● **Written instruction a**
In the account of Ishita and Hemant, how much money did Ishita transfer to Tanmay Goswamy's account?

With Ishita, he employed the same tactics that he used with Paromita. Three months before he introduced himself to Paromita, in September 2013, using his alias Hemant Gupta, he contacted Ishita through – again – Bharatmatrimony. Goswamy told her, too, that he was a Deputy Commissioner of CBDT in Bengaluru. He sent her pictures of him and they would do video calls regularly.
“I asked a friend to do a background check on Hemant. He got back saying everything was fine and I trusted him,” says Ishita.
Things were going well and they decided to get married. Goswamy spoke to Ishita about settling down in Bengaluru after their wedding. He talked about buying an apartment in her name. He said he would pay the EMI but needed her help to pay the booking amount.
To make the booking, Hemant asked her to transfer the money to Tanmay Goswamy. He told her that Goswamy was the legal head of the property developer. So, Ishita made an online transfer of Rs 5.3 lakh in three instalments to Goswamy’s account.
When she started enquiring about the property documents, Hemant began to make excuses. She asked him to return the money, which he said wasn’t possible due to a lock-in period of one year. She never got back the money.
This was when Ishita had a hunch that there was something wrong. She also grew suspicious of the elaborate stories Hemant told her about his job. “Pretty honestly, I had ignored many clues. I was afraid I was being too picky or suspicious,” she says.
“But, when somebody goes out of his way to portray himself in a particular way, it gives you a feeling that it may not be true. That it might be completely false.”
She stopped meeting Hemant. When he made repeated attempts to meet her, she asked him to speak to her mother and fix a date for their wedding. After this, he started avoiding her. Soon, his phones were switched off.
Ishita made a few enquiries. She enquired about his residential address and it turned out to be fake. Next, she called up the office where he was posted at. They told her no such person worked at that office.
In the course of their relationship, Goswamy had often spoken to Ishita about the secret nature of his job in the CBDT. He had told her it was crucial his job was undercover and his identity a secret.
“I thought the office actually didn’t want to disclose his identity. I did consider that. Or, maybe he was transferred. I gave him the benefit of the doubt for some time,” she says.
But, the more she deliberated on this, the surer she became about his fraud. She still wasn’t sure whether she wanted to complain to the police. “He had portrayed himself as a government official and I worried a complaint against him would backfire. I did dilly-dally on this for a while, thinking whether to take the step or stay quiet,” she says.
“Then I realised if I don’t do this, such people get a leeway. It encourages them to do this to more people.”

● **Written instruction b**
Copy from the records below, unchanged, the lines from the one with "434, 335, 477]" to the one with "more-vert-icon[interactable] bbox=[320, 38, 348, 66]", including both of those lines.

● **Working data**
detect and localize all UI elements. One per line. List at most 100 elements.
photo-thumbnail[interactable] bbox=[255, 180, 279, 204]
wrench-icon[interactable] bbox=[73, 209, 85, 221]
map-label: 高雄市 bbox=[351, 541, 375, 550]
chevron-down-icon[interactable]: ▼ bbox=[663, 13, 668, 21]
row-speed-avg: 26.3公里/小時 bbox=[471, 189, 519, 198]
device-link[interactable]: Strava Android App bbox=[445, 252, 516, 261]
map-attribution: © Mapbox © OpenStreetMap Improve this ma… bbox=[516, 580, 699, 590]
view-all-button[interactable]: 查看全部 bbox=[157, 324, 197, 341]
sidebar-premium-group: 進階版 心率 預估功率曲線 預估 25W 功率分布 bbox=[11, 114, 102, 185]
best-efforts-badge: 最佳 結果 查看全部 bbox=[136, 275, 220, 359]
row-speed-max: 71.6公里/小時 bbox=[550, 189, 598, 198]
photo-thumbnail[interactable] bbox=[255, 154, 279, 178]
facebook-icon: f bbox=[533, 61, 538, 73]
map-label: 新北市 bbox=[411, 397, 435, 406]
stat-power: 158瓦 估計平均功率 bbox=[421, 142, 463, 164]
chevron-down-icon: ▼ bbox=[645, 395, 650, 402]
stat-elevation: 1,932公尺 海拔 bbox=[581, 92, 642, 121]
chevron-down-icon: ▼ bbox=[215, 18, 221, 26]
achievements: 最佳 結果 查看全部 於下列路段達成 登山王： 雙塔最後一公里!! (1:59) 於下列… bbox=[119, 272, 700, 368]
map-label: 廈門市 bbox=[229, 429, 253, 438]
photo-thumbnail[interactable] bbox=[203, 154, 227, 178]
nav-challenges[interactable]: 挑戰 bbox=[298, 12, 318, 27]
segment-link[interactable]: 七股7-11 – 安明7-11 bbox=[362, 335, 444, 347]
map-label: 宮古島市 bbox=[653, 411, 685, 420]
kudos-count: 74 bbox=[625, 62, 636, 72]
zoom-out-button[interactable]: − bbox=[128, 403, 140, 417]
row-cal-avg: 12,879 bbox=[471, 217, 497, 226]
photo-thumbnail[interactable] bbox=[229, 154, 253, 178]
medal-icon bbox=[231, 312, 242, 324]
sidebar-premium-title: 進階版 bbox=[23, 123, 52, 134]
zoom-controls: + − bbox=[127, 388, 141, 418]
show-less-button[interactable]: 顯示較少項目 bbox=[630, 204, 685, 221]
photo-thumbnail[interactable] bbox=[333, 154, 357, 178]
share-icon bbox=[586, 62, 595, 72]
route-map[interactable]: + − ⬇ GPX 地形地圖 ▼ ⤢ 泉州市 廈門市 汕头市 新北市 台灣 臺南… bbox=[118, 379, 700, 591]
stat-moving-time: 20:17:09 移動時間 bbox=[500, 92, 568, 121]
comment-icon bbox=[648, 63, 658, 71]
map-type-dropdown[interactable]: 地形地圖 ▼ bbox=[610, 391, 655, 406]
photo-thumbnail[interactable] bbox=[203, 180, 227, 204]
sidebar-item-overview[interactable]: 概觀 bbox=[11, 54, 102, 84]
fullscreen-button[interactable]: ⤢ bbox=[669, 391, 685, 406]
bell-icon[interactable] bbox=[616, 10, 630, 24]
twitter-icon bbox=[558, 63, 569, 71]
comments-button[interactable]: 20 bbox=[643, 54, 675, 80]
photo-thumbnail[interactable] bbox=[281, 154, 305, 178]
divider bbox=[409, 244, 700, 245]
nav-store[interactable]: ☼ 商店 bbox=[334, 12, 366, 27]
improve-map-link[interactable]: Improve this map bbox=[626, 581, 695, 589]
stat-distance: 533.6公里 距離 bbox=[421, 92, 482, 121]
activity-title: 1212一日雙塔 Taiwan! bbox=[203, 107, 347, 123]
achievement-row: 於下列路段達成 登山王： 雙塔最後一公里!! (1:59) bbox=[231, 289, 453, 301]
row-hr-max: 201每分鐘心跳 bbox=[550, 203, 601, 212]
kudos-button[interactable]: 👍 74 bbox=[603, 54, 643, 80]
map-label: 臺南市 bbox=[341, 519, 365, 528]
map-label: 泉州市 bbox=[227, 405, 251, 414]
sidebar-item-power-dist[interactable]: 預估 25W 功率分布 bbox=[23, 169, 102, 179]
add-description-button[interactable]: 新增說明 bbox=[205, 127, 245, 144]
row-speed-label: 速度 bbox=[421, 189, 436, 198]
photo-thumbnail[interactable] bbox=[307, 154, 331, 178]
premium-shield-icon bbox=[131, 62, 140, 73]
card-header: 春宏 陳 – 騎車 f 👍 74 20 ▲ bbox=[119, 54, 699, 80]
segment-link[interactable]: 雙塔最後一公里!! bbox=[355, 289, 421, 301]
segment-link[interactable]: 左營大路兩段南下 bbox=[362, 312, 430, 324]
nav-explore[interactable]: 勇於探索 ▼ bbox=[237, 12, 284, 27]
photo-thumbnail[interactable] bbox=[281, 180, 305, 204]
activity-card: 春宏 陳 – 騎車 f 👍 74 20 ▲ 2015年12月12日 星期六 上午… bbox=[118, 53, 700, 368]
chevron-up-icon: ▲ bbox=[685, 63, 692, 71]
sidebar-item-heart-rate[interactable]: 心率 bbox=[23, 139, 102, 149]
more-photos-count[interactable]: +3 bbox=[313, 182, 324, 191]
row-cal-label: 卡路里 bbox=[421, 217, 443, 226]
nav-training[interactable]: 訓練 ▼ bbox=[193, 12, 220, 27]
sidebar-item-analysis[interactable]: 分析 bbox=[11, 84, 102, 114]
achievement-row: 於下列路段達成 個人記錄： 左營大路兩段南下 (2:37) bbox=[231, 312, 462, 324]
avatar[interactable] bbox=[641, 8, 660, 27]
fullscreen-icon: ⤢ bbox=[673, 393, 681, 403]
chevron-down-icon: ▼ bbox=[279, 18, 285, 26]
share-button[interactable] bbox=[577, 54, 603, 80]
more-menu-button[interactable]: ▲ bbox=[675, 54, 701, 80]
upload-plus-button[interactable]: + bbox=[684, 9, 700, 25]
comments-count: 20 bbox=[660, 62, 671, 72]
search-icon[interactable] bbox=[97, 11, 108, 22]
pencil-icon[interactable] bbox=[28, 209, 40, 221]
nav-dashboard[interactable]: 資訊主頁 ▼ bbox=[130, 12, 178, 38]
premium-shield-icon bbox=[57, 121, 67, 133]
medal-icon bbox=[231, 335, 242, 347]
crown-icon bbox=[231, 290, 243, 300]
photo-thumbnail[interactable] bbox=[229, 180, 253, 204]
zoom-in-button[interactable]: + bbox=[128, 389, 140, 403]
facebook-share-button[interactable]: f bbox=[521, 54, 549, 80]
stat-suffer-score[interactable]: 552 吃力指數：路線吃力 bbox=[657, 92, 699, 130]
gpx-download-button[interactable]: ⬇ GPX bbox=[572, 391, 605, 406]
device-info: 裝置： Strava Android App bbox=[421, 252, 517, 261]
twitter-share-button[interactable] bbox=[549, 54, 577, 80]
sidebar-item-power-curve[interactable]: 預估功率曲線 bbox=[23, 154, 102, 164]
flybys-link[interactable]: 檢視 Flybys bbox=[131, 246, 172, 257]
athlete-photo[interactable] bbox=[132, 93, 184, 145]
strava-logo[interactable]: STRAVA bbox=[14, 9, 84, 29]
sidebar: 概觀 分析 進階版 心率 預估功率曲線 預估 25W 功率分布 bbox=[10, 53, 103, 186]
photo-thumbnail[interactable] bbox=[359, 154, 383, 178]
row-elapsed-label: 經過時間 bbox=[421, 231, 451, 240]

...

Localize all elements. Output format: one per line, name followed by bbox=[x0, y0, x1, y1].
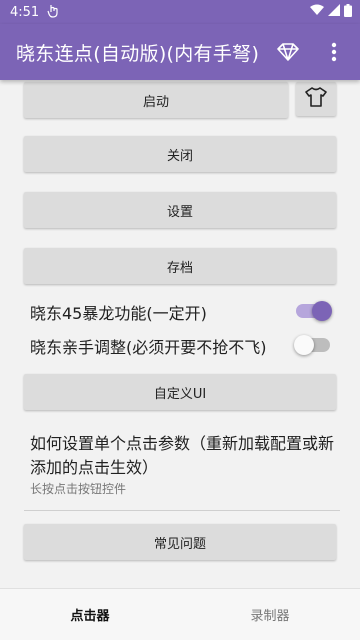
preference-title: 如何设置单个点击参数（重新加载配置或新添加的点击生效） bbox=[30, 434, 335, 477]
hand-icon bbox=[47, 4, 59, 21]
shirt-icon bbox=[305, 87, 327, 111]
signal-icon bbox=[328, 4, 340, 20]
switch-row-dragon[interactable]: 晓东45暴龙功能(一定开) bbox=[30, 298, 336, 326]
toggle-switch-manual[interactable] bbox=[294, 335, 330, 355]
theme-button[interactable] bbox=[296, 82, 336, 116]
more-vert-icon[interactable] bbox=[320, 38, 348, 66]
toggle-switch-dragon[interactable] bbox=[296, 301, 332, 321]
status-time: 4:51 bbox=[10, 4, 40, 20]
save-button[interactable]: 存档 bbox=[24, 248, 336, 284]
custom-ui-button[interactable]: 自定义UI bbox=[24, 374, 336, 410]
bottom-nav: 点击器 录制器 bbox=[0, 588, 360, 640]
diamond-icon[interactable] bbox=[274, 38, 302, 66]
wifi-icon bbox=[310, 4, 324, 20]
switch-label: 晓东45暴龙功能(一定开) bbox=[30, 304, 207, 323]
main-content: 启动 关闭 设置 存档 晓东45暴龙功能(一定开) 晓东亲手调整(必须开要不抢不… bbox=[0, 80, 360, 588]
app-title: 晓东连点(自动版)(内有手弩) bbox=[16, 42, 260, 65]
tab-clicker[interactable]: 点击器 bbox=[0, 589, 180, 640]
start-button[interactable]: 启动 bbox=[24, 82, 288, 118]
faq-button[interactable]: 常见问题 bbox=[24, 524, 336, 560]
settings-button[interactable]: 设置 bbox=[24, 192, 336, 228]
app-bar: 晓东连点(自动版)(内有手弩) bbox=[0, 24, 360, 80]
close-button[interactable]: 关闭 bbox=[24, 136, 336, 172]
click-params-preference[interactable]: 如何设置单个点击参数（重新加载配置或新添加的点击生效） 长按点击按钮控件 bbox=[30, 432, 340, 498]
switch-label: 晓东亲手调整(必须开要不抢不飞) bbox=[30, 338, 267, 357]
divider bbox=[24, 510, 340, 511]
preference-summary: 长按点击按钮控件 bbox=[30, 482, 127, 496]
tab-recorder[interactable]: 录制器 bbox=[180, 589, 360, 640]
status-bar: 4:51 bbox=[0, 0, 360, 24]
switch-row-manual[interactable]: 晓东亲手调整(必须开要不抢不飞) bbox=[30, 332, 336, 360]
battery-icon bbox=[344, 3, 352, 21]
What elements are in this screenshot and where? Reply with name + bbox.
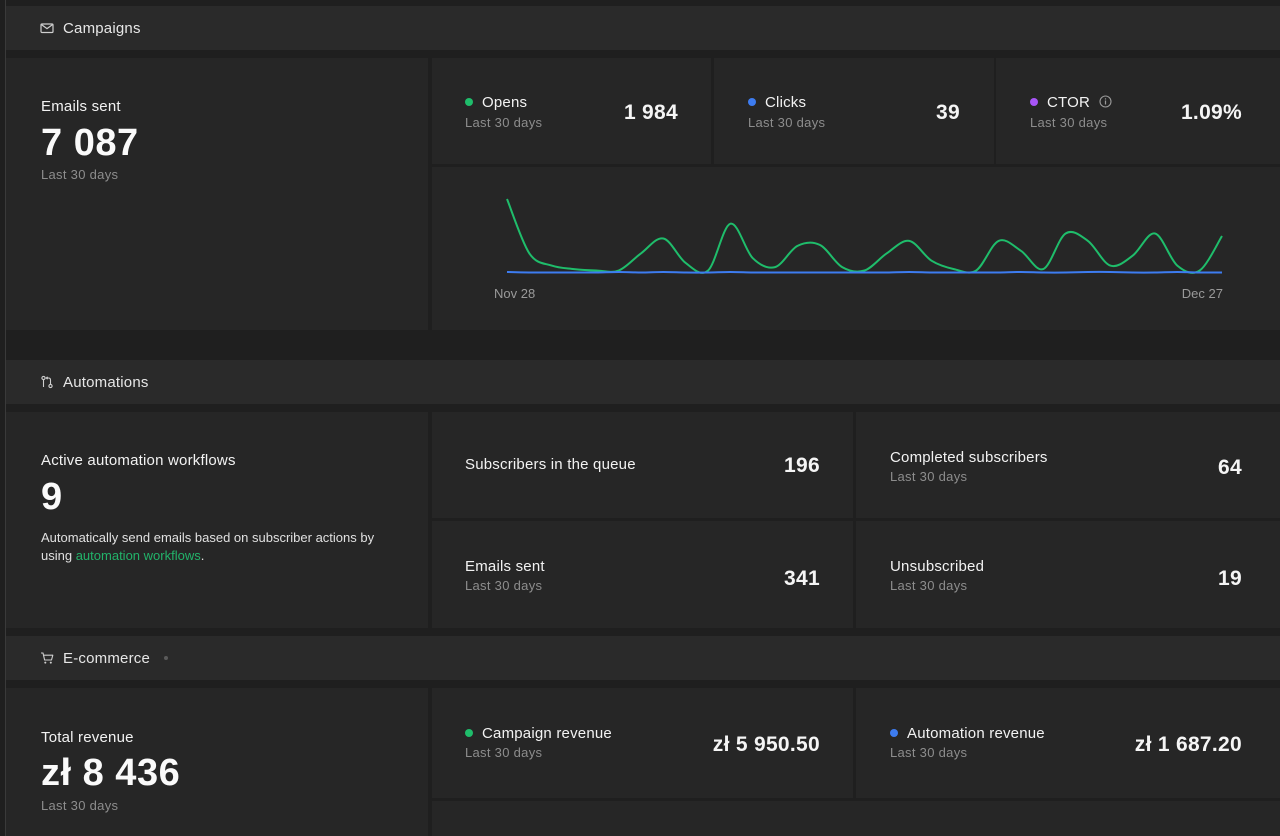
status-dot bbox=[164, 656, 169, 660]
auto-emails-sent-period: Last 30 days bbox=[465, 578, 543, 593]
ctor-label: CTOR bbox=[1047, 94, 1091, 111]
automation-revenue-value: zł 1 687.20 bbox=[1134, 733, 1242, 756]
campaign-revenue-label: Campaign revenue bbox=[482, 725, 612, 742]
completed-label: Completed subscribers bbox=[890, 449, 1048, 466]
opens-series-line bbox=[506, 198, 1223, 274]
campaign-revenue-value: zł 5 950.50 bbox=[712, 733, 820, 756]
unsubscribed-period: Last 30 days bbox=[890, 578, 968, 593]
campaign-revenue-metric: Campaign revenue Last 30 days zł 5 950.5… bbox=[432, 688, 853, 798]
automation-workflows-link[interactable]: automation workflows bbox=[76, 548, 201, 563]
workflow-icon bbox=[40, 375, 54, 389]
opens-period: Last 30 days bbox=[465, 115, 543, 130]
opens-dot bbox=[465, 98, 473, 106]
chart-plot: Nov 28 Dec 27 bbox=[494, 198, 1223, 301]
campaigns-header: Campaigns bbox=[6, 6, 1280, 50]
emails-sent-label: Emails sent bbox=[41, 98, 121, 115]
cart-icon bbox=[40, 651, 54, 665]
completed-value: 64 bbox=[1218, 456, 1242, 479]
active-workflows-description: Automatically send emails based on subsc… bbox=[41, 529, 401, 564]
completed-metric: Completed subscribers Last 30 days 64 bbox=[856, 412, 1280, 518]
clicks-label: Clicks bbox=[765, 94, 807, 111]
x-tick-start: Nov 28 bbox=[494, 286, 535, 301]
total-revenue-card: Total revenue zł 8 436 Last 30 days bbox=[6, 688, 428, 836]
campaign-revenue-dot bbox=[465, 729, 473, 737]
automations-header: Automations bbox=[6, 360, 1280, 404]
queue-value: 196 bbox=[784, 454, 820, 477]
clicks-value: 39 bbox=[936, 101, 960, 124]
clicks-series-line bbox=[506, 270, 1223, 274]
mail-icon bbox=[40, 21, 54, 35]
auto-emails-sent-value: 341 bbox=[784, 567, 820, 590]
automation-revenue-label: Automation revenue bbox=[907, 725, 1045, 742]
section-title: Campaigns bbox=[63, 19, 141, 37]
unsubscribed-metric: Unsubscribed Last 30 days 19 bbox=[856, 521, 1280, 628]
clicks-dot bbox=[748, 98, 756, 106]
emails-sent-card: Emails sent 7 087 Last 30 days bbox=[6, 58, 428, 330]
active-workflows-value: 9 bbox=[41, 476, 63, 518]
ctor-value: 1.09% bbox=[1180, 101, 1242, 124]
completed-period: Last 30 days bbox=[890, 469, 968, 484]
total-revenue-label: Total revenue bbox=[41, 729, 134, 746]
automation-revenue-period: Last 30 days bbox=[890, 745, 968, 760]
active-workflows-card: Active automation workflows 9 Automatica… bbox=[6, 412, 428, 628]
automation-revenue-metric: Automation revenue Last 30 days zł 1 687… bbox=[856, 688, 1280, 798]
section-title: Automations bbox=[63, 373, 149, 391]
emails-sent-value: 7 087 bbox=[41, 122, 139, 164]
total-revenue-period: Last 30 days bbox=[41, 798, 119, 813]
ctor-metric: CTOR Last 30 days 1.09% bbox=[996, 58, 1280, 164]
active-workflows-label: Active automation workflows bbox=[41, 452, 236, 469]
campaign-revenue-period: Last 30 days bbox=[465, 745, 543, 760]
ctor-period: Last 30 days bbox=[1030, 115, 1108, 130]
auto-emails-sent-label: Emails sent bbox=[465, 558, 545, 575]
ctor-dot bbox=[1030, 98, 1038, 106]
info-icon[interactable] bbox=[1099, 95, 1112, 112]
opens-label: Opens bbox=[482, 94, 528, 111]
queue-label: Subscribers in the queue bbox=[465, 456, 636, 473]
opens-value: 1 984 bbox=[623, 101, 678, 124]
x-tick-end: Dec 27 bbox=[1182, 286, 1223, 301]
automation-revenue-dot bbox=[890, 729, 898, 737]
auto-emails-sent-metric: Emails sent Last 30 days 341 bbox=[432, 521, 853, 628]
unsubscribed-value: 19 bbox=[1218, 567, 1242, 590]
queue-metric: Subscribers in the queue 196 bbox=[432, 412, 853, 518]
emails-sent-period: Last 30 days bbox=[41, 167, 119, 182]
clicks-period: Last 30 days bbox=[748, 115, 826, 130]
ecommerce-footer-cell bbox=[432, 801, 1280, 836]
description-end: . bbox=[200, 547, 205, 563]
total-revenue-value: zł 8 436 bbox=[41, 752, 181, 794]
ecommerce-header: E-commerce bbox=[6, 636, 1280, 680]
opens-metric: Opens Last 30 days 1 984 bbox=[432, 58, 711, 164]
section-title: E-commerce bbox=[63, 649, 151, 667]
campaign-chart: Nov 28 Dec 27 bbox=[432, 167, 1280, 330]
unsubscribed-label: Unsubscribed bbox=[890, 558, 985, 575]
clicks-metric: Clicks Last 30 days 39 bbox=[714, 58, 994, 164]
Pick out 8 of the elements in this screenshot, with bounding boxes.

● **Right answer a**
Rs 5.3 lakh, sent online in three instalments.

● **Right answer b**
preference-title: 如何设置单个点击参数（重新加载配置或新添加的点击生效） bbox=[30, 434, 335, 477]
hand-icon bbox=[47, 4, 59, 21]
shirt-icon bbox=[305, 87, 327, 111]
signal-icon bbox=[328, 4, 340, 20]
switch-row-dragon[interactable]: 晓东45暴龙功能(一定开) bbox=[30, 298, 336, 326]
toggle-switch-manual[interactable] bbox=[294, 335, 330, 355]
theme-button[interactable] bbox=[296, 82, 336, 116]
more-vert-icon[interactable] bbox=[320, 38, 348, 66]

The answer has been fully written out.